- [Short exercise] Each line below should be retyped exactly, with no pictures.

• • • •

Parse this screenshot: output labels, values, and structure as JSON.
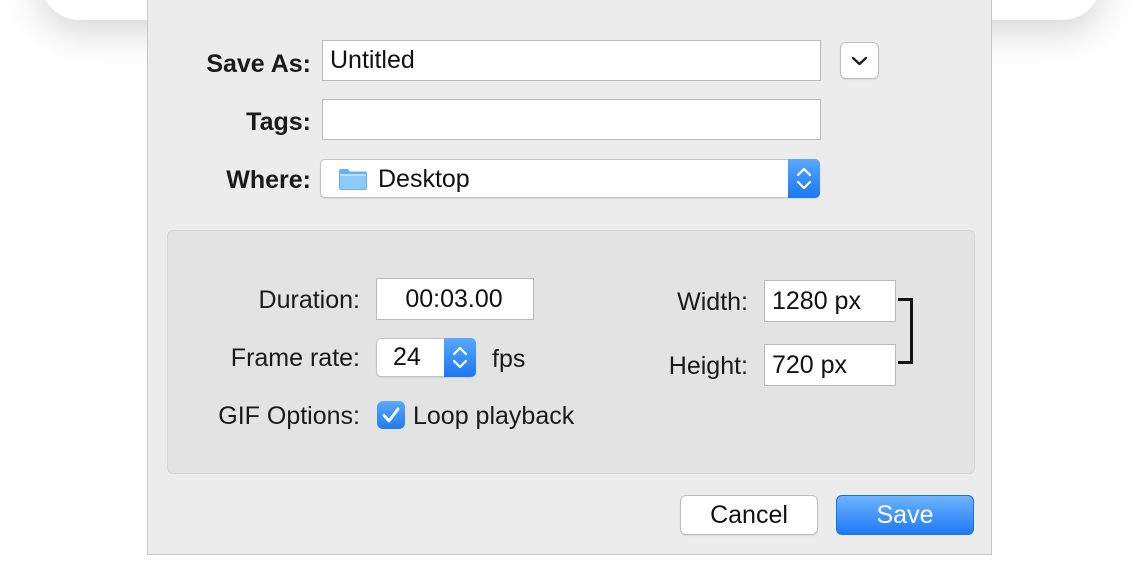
{
  "form": {
    "save_as_label": "Save As:",
    "save_as_value": "Untitled",
    "tags_label": "Tags:",
    "tags_value": "",
    "where_label": "Where:",
    "where_value": "Desktop",
    "expand_icon": "chevron-down-icon",
    "folder_icon": "folder-icon"
  },
  "options": {
    "duration_label": "Duration:",
    "duration_value": "00:03.00",
    "frame_rate_label": "Frame rate:",
    "frame_rate_value": "24",
    "frame_rate_unit": "fps",
    "gif_options_label": "GIF Options:",
    "loop_label": "Loop playback",
    "loop_checked": true,
    "width_label": "Width:",
    "width_value": "1280 px",
    "height_label": "Height:",
    "height_value": "720 px"
  },
  "buttons": {
    "cancel": "Cancel",
    "save": "Save"
  },
  "colors": {
    "accent": "#1e7af3",
    "sheet_background": "#ececec",
    "panel_background": "#e3e3e3"
  }
}
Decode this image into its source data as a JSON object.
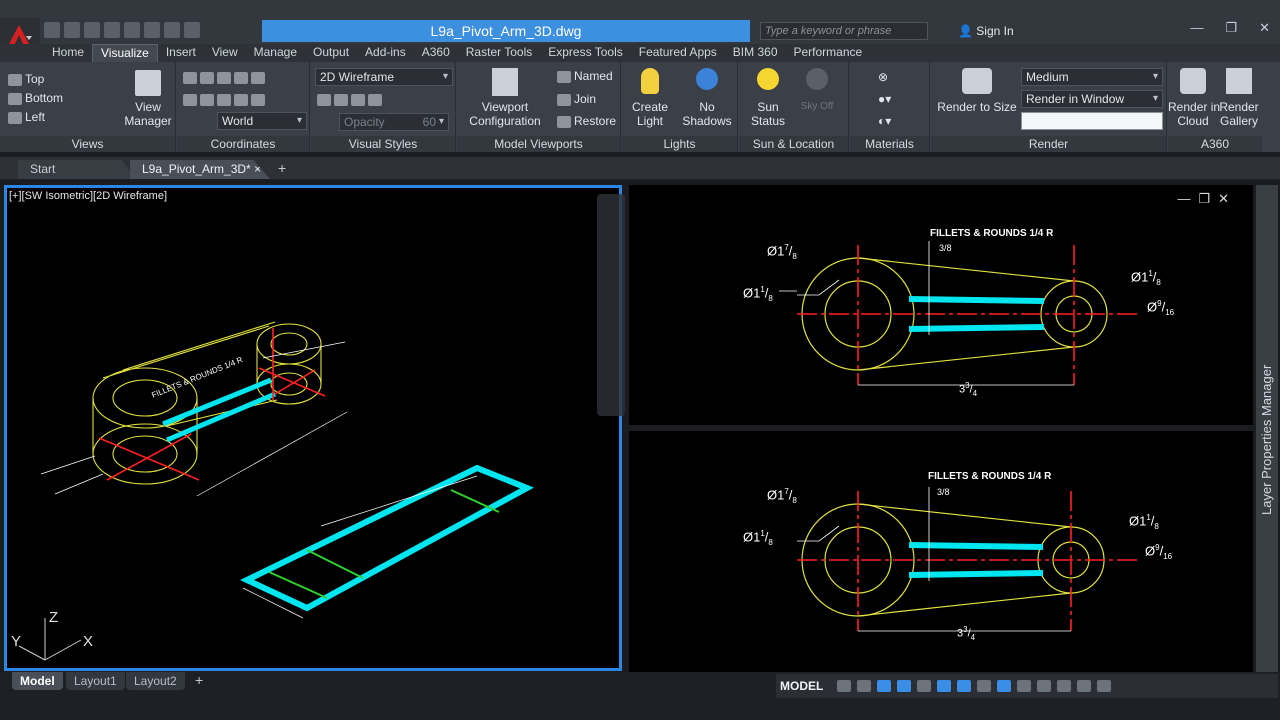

• • • •

- [Result of this exercise]
Parse this screenshot: output labels, values, and structure as JSON.
{
  "form": {
    "save_as_label": "Save As:",
    "save_as_value": "Untitled",
    "tags_label": "Tags:",
    "tags_value": "",
    "where_label": "Where:",
    "where_value": "Desktop",
    "expand_icon": "chevron-down-icon",
    "folder_icon": "folder-icon"
  },
  "options": {
    "duration_label": "Duration:",
    "duration_value": "00:03.00",
    "frame_rate_label": "Frame rate:",
    "frame_rate_value": "24",
    "frame_rate_unit": "fps",
    "gif_options_label": "GIF Options:",
    "loop_label": "Loop playback",
    "loop_checked": true,
    "width_label": "Width:",
    "width_value": "1280 px",
    "height_label": "Height:",
    "height_value": "720 px"
  },
  "buttons": {
    "cancel": "Cancel",
    "save": "Save"
  },
  "colors": {
    "accent": "#1e7af3",
    "sheet_background": "#ececec",
    "panel_background": "#e3e3e3"
  }
}
Decode this image into its source data as a JSON object.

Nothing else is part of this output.